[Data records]
..............................
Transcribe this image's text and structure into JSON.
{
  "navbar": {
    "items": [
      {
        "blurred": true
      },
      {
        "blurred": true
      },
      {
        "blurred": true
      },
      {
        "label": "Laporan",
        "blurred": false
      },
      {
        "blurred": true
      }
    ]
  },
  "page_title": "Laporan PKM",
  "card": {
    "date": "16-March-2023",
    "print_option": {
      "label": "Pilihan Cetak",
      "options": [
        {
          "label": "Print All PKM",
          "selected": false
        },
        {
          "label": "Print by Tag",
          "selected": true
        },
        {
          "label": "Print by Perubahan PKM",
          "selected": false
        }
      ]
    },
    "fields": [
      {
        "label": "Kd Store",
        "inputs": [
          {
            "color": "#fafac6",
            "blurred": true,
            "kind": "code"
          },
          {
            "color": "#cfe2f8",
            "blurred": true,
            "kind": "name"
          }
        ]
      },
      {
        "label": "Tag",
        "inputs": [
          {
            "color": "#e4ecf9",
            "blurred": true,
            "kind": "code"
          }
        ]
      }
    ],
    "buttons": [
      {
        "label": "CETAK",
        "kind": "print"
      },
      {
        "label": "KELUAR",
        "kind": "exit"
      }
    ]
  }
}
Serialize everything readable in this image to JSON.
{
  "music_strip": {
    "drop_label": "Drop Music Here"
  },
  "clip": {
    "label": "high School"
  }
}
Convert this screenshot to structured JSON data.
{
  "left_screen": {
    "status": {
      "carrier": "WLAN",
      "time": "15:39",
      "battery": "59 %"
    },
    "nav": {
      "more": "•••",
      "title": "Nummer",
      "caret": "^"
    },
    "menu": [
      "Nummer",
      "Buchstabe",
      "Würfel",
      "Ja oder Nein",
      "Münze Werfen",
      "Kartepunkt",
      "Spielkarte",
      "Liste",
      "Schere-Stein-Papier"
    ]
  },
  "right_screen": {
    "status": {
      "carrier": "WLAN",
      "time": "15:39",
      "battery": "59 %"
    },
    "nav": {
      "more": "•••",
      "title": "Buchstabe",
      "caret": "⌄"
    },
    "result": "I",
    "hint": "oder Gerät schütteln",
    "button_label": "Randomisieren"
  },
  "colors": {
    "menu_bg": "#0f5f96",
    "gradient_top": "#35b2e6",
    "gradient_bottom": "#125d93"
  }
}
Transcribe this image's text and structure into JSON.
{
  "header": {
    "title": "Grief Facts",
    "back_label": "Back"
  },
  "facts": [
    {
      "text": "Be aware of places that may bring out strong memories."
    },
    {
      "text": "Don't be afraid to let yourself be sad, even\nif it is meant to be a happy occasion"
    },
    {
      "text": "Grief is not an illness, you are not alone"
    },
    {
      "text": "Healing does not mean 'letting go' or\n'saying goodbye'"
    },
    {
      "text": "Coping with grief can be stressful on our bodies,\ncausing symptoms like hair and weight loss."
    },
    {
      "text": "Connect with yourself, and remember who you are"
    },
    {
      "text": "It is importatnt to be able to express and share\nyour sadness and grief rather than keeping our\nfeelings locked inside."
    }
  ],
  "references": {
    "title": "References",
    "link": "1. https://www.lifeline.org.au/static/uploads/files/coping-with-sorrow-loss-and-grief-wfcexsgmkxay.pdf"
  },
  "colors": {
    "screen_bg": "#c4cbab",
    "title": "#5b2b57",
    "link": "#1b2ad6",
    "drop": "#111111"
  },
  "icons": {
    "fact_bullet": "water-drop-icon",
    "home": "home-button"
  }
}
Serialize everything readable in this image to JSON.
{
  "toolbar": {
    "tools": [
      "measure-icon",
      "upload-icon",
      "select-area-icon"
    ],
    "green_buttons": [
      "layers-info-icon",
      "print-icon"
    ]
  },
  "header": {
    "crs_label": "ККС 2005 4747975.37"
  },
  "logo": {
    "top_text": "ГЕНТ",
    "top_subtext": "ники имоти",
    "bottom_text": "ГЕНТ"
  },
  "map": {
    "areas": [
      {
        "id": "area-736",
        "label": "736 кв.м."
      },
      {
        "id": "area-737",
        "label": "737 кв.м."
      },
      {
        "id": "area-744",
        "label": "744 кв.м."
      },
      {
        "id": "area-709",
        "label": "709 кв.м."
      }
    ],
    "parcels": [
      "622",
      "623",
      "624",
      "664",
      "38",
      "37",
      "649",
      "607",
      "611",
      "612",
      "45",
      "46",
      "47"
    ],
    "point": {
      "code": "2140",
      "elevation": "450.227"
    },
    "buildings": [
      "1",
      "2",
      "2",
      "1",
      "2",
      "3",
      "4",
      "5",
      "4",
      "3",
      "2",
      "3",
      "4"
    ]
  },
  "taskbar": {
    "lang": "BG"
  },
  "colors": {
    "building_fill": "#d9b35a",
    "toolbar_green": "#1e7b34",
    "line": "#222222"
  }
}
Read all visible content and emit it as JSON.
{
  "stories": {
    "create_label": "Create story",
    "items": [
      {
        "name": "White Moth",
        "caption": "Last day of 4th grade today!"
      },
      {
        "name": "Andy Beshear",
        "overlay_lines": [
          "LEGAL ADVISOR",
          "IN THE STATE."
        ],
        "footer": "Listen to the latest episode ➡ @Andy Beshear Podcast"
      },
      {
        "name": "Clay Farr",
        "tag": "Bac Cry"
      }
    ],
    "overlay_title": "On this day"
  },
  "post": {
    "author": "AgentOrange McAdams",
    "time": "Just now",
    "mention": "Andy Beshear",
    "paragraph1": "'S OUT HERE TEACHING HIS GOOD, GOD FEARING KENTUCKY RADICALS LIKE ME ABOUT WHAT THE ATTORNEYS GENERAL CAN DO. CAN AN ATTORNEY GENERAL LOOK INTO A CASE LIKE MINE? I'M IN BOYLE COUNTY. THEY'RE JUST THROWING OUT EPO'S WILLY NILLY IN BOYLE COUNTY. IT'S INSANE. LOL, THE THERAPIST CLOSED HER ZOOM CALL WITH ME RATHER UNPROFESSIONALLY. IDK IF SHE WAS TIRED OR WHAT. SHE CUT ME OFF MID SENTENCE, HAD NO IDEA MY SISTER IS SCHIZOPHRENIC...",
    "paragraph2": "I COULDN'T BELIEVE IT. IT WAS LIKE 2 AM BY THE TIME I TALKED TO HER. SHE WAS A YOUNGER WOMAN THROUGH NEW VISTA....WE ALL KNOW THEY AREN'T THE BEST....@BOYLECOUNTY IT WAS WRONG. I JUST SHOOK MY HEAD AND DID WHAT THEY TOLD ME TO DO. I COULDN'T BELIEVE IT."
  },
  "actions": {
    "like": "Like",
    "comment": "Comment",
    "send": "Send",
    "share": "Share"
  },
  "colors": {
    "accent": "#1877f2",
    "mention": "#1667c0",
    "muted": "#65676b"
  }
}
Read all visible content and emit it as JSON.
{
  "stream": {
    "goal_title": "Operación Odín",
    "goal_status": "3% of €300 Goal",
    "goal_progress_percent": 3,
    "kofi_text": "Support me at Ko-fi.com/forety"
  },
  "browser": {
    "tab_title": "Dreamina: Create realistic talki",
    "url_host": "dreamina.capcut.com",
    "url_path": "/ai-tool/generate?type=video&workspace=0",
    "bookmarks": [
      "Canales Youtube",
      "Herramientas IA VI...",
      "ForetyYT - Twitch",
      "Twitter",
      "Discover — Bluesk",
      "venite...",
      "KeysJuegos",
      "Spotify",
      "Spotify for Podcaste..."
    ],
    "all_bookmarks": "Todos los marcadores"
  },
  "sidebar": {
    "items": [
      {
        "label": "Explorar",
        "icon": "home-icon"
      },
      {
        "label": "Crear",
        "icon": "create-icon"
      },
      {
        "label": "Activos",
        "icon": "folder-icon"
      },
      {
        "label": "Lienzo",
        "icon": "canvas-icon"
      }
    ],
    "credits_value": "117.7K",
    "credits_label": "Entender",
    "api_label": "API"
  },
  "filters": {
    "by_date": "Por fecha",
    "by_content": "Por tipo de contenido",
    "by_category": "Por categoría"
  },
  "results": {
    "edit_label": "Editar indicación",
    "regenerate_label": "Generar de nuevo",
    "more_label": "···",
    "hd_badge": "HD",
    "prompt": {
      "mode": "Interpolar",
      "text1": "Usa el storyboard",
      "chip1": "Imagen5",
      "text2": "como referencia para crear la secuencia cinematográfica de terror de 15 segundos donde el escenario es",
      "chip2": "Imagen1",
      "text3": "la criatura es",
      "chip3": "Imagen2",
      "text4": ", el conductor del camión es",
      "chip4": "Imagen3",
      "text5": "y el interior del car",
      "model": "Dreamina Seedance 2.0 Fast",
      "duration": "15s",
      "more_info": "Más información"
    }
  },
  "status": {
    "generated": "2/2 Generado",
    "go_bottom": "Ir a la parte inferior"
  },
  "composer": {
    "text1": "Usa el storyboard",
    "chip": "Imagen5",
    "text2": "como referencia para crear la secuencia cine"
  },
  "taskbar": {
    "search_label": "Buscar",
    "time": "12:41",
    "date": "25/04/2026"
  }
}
..............................
WHAT YOU HAVE TO DO:
Scan the records above and report how many lines include the word "loss", without any other text.

EXERCISE RESULT:
2